▶ Task objective
Your copy of the material below should match it exactly, except that it holds no pictures.

▶ Material to process
■ ■ ■ ■ ■

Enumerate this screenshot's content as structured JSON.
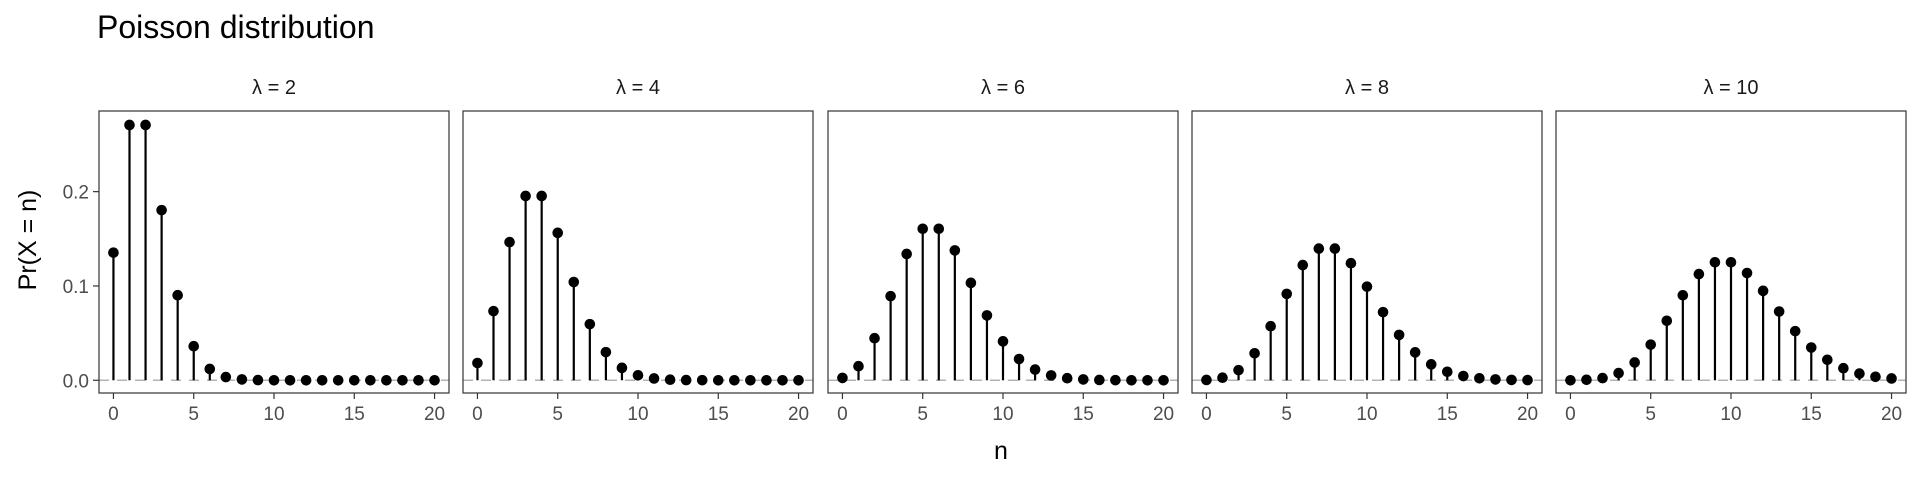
{
  "chart_data": {
    "type": "scatter",
    "title": "Poisson distribution",
    "xlabel": "n",
    "ylabel": "Pr(X = n)",
    "xlim": [
      -0.9,
      20.9
    ],
    "ylim": [
      -0.0135,
      0.2855
    ],
    "x_ticks": [
      0,
      5,
      10,
      15,
      20
    ],
    "x_tick_labels": [
      "0",
      "5",
      "10",
      "15",
      "20"
    ],
    "y_ticks": [
      0.0,
      0.1,
      0.2
    ],
    "y_tick_labels": [
      "0.0",
      "0.1",
      "0.2"
    ],
    "x": [
      0,
      1,
      2,
      3,
      4,
      5,
      6,
      7,
      8,
      9,
      10,
      11,
      12,
      13,
      14,
      15,
      16,
      17,
      18,
      19,
      20
    ],
    "zero_reference_line": true,
    "grid": false,
    "panels": [
      {
        "strip_label": "λ = 2",
        "values": [
          0.1353,
          0.2707,
          0.2707,
          0.1804,
          0.0902,
          0.0361,
          0.012,
          0.0034,
          0.0009,
          0.0002,
          0.0,
          0.0,
          0.0,
          0.0,
          0.0,
          0.0,
          0.0,
          0.0,
          0.0,
          0.0,
          0.0
        ]
      },
      {
        "strip_label": "λ = 4",
        "values": [
          0.0183,
          0.0733,
          0.1465,
          0.1954,
          0.1954,
          0.1563,
          0.1042,
          0.0595,
          0.0298,
          0.0132,
          0.0053,
          0.0019,
          0.0006,
          0.0002,
          0.0001,
          0.0,
          0.0,
          0.0,
          0.0,
          0.0,
          0.0
        ]
      },
      {
        "strip_label": "λ = 6",
        "values": [
          0.0025,
          0.0149,
          0.0446,
          0.0892,
          0.1339,
          0.1606,
          0.1606,
          0.1377,
          0.1033,
          0.0688,
          0.0413,
          0.0225,
          0.0113,
          0.0052,
          0.0022,
          0.0009,
          0.0003,
          0.0001,
          0.0,
          0.0,
          0.0
        ]
      },
      {
        "strip_label": "λ = 8",
        "values": [
          0.0003,
          0.0027,
          0.0107,
          0.0286,
          0.0573,
          0.0916,
          0.1221,
          0.1396,
          0.1396,
          0.1241,
          0.0993,
          0.0722,
          0.0481,
          0.0296,
          0.0169,
          0.009,
          0.0045,
          0.0021,
          0.0009,
          0.0004,
          0.0002
        ]
      },
      {
        "strip_label": "λ = 10",
        "values": [
          0.0,
          0.0005,
          0.0023,
          0.0076,
          0.0189,
          0.0378,
          0.0631,
          0.0901,
          0.1126,
          0.1251,
          0.1251,
          0.1137,
          0.0948,
          0.0729,
          0.0521,
          0.0347,
          0.0217,
          0.0128,
          0.0071,
          0.0037,
          0.0019
        ]
      }
    ]
  }
}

■ ■ ■ ■ ■

▶ Exercise result
Enumerate this screenshot's content as structured JSON.
{
  "chart_data": {
    "type": "scatter",
    "title": "Poisson distribution",
    "xlabel": "n",
    "ylabel": "Pr(X = n)",
    "xlim": [
      -0.9,
      20.9
    ],
    "ylim": [
      -0.0135,
      0.2855
    ],
    "x_ticks": [
      0,
      5,
      10,
      15,
      20
    ],
    "x_tick_labels": [
      "0",
      "5",
      "10",
      "15",
      "20"
    ],
    "y_ticks": [
      0.0,
      0.1,
      0.2
    ],
    "y_tick_labels": [
      "0.0",
      "0.1",
      "0.2"
    ],
    "x": [
      0,
      1,
      2,
      3,
      4,
      5,
      6,
      7,
      8,
      9,
      10,
      11,
      12,
      13,
      14,
      15,
      16,
      17,
      18,
      19,
      20
    ],
    "zero_reference_line": true,
    "grid": false,
    "panels": [
      {
        "strip_label": "λ = 2",
        "values": [
          0.1353,
          0.2707,
          0.2707,
          0.1804,
          0.0902,
          0.0361,
          0.012,
          0.0034,
          0.0009,
          0.0002,
          0.0,
          0.0,
          0.0,
          0.0,
          0.0,
          0.0,
          0.0,
          0.0,
          0.0,
          0.0,
          0.0
        ]
      },
      {
        "strip_label": "λ = 4",
        "values": [
          0.0183,
          0.0733,
          0.1465,
          0.1954,
          0.1954,
          0.1563,
          0.1042,
          0.0595,
          0.0298,
          0.0132,
          0.0053,
          0.0019,
          0.0006,
          0.0002,
          0.0001,
          0.0,
          0.0,
          0.0,
          0.0,
          0.0,
          0.0
        ]
      },
      {
        "strip_label": "λ = 6",
        "values": [
          0.0025,
          0.0149,
          0.0446,
          0.0892,
          0.1339,
          0.1606,
          0.1606,
          0.1377,
          0.1033,
          0.0688,
          0.0413,
          0.0225,
          0.0113,
          0.0052,
          0.0022,
          0.0009,
          0.0003,
          0.0001,
          0.0,
          0.0,
          0.0
        ]
      },
      {
        "strip_label": "λ = 8",
        "values": [
          0.0003,
          0.0027,
          0.0107,
          0.0286,
          0.0573,
          0.0916,
          0.1221,
          0.1396,
          0.1396,
          0.1241,
          0.0993,
          0.0722,
          0.0481,
          0.0296,
          0.0169,
          0.009,
          0.0045,
          0.0021,
          0.0009,
          0.0004,
          0.0002
        ]
      },
      {
        "strip_label": "λ = 10",
        "values": [
          0.0,
          0.0005,
          0.0023,
          0.0076,
          0.0189,
          0.0378,
          0.0631,
          0.0901,
          0.1126,
          0.1251,
          0.1251,
          0.1137,
          0.0948,
          0.0729,
          0.0521,
          0.0347,
          0.0217,
          0.0128,
          0.0071,
          0.0037,
          0.0019
        ]
      }
    ]
  }
}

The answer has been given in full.